▶ [WHAT IS BEING ASKED]: Which lines in the records below contain the word "JSON"? Copy each one out.

☆ ☆ ☆ ☆ ☆ ☆ ☆

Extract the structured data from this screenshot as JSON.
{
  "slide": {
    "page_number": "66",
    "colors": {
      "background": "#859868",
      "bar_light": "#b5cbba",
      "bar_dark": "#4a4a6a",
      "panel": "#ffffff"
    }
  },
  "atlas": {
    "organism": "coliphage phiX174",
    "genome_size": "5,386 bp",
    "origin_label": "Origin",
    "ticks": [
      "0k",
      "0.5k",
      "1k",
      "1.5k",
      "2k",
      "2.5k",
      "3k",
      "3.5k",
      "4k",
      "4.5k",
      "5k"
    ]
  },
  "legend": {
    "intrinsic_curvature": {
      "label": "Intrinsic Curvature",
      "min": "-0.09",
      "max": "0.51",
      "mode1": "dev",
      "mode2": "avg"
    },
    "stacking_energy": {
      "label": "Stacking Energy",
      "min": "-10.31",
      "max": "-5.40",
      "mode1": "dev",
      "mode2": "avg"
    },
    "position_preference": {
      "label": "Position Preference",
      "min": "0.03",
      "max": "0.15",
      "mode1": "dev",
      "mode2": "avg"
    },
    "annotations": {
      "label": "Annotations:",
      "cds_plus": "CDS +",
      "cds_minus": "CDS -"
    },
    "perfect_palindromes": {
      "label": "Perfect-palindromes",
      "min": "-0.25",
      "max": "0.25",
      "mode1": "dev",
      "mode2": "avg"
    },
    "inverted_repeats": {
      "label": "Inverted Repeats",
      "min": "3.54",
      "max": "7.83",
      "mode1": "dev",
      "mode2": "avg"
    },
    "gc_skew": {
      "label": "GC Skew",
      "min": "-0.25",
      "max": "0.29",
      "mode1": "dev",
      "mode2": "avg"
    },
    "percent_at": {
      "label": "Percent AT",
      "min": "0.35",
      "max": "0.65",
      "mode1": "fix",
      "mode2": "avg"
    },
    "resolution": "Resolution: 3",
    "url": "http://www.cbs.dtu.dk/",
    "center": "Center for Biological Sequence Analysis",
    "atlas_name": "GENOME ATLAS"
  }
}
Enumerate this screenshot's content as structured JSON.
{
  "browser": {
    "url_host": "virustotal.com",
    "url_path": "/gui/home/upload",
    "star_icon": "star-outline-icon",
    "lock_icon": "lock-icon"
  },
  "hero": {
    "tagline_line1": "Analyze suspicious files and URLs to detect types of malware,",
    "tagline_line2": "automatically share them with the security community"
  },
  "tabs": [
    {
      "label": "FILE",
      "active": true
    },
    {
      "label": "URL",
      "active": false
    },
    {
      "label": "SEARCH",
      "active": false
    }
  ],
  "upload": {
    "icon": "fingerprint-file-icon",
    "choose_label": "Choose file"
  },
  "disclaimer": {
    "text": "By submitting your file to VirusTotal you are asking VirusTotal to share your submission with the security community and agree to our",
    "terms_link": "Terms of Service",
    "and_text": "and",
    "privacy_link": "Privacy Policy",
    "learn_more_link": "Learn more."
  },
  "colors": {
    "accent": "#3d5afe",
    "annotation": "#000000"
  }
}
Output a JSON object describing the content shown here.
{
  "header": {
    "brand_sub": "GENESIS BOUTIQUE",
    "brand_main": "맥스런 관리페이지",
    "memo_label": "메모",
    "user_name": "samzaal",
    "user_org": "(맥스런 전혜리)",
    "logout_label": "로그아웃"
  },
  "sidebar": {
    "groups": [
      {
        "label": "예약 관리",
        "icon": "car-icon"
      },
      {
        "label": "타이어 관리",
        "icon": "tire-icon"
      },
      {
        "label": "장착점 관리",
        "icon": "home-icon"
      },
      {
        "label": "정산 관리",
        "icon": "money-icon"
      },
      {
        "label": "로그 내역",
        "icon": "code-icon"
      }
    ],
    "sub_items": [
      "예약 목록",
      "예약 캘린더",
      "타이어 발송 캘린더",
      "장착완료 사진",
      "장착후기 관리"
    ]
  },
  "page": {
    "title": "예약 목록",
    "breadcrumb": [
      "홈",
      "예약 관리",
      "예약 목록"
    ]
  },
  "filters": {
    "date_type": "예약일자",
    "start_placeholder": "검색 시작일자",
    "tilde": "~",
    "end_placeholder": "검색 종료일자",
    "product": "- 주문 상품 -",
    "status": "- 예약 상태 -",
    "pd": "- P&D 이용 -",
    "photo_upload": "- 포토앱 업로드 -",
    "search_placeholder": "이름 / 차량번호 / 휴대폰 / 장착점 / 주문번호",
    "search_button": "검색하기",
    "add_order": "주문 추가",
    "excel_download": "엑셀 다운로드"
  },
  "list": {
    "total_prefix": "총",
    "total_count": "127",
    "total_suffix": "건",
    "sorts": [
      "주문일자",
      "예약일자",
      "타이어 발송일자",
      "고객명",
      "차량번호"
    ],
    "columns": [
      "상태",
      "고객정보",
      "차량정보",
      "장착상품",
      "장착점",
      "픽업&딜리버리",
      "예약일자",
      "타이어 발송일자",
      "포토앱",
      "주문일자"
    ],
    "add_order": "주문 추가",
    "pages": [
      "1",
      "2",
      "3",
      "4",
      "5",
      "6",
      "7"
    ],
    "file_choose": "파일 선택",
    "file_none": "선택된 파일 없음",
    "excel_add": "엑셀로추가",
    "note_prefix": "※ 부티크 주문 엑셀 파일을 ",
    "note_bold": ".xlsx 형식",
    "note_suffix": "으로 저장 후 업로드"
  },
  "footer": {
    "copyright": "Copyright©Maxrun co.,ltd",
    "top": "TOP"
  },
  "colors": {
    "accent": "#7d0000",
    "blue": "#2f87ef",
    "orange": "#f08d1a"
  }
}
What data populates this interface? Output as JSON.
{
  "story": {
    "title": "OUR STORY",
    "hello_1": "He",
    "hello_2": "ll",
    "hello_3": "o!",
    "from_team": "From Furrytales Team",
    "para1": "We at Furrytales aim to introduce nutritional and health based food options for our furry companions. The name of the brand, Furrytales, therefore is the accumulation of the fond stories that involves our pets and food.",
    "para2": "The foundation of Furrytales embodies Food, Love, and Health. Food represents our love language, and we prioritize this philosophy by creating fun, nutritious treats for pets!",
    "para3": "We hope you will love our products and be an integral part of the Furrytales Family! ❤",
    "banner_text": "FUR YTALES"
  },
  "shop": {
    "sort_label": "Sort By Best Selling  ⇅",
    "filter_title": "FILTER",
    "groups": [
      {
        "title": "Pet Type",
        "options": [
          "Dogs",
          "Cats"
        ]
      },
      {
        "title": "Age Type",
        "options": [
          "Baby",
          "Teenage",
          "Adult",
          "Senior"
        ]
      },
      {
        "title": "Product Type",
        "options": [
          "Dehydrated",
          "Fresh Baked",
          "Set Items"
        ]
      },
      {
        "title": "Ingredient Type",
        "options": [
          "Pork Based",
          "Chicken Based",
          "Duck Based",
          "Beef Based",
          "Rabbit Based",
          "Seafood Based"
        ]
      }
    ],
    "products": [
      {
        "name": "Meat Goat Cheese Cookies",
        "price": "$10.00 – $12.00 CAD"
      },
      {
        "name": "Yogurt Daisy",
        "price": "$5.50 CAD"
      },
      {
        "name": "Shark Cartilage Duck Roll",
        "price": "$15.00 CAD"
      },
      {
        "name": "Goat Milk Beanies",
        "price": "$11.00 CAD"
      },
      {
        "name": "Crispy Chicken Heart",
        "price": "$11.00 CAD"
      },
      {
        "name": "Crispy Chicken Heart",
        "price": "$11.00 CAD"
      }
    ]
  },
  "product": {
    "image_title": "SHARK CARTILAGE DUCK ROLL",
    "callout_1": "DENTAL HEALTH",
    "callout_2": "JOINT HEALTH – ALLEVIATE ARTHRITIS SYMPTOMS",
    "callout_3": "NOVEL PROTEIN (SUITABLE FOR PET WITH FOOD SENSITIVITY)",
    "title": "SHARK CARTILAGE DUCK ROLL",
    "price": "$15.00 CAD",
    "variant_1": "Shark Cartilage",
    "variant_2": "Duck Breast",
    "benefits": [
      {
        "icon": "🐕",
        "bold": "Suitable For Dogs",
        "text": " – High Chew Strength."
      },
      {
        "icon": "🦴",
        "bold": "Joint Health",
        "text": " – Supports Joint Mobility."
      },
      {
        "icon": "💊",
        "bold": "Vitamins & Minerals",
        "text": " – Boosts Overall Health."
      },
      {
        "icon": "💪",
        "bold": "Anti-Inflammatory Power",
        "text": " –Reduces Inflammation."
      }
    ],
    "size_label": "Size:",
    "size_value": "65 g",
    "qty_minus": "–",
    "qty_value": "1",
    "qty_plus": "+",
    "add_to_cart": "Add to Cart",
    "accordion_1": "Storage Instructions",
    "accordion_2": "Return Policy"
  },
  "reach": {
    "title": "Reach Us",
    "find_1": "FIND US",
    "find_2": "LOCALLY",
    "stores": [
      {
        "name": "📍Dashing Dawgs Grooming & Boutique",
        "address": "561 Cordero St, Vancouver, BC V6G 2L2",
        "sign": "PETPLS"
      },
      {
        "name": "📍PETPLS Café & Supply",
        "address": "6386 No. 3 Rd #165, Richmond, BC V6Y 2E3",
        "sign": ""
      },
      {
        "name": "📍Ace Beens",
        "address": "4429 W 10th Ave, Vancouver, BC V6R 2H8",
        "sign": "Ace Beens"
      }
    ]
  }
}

☆ ☆ ☆ ☆ ☆ ☆ ☆

▶ [ANSWER TO THE EXERCISE]:
Extract the structured data from this screenshot as JSON.
Enumerate this screenshot's content as structured JSON.
Output a JSON object describing the content shown here.
What data populates this interface? Output as JSON.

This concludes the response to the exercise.